=== SUPPLIED RECORDS ===
● ● ● ● ●
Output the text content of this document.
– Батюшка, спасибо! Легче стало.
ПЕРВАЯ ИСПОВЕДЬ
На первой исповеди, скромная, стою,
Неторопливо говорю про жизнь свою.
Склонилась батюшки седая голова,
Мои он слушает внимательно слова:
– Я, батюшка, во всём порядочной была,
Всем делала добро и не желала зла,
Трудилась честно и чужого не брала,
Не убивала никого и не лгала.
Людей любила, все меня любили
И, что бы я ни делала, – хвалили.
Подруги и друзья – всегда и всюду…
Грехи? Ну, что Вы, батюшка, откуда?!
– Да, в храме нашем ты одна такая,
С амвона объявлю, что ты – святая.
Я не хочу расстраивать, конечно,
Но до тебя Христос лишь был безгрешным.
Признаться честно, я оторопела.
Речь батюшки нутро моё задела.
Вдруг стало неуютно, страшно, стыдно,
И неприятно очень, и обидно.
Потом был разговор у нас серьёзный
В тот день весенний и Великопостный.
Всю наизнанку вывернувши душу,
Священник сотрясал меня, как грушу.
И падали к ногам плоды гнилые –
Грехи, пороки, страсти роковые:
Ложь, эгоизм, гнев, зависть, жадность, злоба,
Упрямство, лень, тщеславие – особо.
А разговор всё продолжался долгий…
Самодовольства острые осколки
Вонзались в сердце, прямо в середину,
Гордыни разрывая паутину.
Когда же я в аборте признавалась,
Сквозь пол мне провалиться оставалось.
● ● ● ● ●
=== INSTRUCTIONS TO FOLLOW ===
Repeat the preceding lines exactly, please, every one of them.

=== THE RESPONSE ===
Output the text content of this document.
– Батюшка, спасибо! Легче стало.
ПЕРВАЯ ИСПОВЕДЬ
На первой исповеди, скромная, стою,
Неторопливо говорю про жизнь свою.
Склонилась батюшки седая голова,
Мои он слушает внимательно слова:
– Я, батюшка, во всём порядочной была,
Всем делала добро и не желала зла,
Трудилась честно и чужого не брала,
Не убивала никого и не лгала.
Людей любила, все меня любили
И, что бы я ни делала, – хвалили.
Подруги и друзья – всегда и всюду…
Грехи? Ну, что Вы, батюшка, откуда?!
– Да, в храме нашем ты одна такая,
С амвона объявлю, что ты – святая.
Я не хочу расстраивать, конечно,
Но до тебя Христос лишь был безгрешным.
Признаться честно, я оторопела.
Речь батюшки нутро моё задела.
Вдруг стало неуютно, страшно, стыдно,
И неприятно очень, и обидно.
Потом был разговор у нас серьёзный
В тот день весенний и Великопостный.
Всю наизнанку вывернувши душу,
Священник сотрясал меня, как грушу.
И падали к ногам плоды гнилые –
Грехи, пороки, страсти роковые:
Ложь, эгоизм, гнев, зависть, жадность, злоба,
Упрямство, лень, тщеславие – особо.
А разговор всё продолжался долгий…
Самодовольства острые осколки
Вонзались в сердце, прямо в середину,
Гордыни разрывая паутину.
Когда же я в аборте признавалась,
Сквозь пол мне провалиться оставалось.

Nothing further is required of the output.